● **RECORD EXTRACTS**
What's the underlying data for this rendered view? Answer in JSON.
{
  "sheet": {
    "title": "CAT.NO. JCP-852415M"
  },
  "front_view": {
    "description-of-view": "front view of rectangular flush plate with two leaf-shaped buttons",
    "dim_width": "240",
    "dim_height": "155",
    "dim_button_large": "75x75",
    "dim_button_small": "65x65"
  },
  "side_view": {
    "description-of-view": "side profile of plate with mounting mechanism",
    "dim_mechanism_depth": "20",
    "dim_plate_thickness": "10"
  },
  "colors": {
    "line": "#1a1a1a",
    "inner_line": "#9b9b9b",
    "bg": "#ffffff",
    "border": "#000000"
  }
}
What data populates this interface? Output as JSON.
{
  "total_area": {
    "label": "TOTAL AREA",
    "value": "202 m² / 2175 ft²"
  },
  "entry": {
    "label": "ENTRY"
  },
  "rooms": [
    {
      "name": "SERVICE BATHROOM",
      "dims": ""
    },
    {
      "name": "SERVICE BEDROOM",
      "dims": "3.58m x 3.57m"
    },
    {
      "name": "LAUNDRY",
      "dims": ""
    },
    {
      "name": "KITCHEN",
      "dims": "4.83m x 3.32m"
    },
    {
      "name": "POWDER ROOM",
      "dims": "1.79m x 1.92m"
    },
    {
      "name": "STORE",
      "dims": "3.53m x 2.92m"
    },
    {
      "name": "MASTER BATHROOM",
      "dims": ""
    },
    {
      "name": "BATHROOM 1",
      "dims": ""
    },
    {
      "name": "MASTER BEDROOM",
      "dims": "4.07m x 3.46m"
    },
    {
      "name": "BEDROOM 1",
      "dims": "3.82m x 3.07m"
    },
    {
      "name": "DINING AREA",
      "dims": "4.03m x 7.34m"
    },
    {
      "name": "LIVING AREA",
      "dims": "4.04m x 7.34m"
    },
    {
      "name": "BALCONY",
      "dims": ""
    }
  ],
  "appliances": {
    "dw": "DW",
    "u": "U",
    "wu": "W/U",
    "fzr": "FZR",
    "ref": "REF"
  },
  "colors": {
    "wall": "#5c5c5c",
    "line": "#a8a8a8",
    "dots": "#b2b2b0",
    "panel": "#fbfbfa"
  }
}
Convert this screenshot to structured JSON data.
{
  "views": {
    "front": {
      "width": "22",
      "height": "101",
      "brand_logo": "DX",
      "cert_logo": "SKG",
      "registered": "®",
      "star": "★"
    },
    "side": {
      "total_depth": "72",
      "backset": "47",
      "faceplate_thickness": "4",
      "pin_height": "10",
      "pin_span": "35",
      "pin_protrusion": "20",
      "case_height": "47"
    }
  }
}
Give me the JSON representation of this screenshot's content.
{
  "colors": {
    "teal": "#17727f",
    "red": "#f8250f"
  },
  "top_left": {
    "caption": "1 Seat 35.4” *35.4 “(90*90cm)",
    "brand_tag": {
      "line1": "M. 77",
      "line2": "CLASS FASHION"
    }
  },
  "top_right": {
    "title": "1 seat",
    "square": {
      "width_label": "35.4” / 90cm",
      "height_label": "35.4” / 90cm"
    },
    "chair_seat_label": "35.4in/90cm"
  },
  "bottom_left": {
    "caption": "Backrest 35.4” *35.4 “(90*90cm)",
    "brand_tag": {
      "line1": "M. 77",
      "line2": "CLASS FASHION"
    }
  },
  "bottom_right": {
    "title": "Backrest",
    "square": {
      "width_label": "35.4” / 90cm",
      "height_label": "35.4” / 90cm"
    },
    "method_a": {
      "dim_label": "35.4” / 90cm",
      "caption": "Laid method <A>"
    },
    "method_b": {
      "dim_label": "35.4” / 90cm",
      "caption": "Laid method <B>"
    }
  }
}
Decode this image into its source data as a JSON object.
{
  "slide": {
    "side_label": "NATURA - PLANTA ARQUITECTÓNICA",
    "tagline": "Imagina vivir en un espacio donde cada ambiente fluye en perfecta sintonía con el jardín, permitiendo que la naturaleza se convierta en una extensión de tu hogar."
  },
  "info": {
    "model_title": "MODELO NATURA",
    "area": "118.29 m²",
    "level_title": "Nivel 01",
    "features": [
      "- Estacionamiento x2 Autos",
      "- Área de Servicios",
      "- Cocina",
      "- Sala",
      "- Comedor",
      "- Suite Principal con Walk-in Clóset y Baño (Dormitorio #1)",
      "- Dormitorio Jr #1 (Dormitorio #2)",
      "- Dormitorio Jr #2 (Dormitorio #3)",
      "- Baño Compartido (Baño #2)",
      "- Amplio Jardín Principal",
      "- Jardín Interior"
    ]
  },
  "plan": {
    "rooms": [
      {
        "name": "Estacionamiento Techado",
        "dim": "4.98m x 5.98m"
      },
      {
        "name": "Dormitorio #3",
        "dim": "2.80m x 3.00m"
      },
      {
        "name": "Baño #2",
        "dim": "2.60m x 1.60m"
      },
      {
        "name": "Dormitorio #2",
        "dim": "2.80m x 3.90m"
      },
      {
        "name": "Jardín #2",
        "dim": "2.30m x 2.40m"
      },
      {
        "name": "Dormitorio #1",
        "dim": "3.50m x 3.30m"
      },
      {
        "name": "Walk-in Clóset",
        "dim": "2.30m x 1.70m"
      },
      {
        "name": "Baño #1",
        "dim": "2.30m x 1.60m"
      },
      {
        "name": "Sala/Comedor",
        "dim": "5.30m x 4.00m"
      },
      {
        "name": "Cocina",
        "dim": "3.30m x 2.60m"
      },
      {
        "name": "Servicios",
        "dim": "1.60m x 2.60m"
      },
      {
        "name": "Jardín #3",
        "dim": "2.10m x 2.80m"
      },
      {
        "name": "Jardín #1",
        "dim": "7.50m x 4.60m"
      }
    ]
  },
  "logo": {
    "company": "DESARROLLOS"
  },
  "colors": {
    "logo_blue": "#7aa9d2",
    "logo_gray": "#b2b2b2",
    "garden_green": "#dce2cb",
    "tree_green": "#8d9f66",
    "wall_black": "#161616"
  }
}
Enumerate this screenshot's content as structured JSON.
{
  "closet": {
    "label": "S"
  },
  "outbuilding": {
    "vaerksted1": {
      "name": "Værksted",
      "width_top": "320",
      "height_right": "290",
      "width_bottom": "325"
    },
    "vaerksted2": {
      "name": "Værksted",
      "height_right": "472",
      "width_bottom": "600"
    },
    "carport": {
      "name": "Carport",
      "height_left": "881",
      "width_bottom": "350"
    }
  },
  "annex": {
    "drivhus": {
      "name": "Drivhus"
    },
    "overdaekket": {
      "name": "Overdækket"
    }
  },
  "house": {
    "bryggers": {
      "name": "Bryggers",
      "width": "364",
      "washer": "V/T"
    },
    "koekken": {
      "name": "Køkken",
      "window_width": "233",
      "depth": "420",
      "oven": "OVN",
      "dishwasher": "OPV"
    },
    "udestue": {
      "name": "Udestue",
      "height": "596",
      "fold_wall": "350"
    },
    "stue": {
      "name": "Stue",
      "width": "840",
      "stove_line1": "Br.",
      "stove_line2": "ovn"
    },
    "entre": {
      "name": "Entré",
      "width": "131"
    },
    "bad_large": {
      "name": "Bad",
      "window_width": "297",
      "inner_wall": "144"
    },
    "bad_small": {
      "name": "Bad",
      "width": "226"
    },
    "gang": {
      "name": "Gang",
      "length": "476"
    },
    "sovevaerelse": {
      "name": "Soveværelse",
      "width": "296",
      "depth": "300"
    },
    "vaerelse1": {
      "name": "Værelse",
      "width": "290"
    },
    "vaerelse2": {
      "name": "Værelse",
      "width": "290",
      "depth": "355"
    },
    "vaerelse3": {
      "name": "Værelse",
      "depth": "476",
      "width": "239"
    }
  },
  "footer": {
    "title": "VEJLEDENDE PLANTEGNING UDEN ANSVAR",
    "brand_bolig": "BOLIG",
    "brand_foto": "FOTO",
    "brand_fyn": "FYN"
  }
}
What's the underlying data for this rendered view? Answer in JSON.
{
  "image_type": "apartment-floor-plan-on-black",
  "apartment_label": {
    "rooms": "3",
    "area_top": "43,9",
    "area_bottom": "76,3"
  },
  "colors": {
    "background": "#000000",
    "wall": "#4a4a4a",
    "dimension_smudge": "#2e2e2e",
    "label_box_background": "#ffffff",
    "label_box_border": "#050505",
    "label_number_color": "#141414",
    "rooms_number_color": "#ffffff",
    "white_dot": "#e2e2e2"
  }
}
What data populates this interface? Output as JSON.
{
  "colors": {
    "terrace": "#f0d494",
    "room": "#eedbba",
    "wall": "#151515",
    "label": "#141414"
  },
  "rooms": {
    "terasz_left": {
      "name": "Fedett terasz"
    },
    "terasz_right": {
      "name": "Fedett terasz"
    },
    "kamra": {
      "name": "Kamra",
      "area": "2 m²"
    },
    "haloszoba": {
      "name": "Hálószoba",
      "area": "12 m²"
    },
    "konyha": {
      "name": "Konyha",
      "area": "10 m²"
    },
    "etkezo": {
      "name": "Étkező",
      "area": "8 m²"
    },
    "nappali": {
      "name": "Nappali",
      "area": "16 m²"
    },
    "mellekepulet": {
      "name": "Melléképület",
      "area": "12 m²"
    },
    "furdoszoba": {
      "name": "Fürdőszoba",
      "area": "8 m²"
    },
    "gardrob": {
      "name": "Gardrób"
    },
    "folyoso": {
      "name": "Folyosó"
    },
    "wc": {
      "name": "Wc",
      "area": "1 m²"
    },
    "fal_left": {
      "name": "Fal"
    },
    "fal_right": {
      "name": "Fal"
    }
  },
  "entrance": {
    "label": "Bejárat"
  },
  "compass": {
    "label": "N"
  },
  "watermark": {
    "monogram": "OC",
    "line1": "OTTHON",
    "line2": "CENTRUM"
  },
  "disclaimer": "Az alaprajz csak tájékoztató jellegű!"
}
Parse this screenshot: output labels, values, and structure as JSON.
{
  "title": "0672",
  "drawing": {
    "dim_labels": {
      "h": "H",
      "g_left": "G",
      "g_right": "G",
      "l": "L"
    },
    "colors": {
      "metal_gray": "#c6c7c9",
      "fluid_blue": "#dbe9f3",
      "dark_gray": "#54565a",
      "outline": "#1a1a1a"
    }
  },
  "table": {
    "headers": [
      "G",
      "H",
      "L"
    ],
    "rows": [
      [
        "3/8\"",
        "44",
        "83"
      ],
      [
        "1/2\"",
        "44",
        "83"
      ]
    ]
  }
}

● **YOUR TASK**
Pick out and copy the lines of the entries that hold the string "SERVICE".

● **TASK ANSWER**
      "name": "SERVICE BATHROOM",
      "name": "SERVICE BEDROOM",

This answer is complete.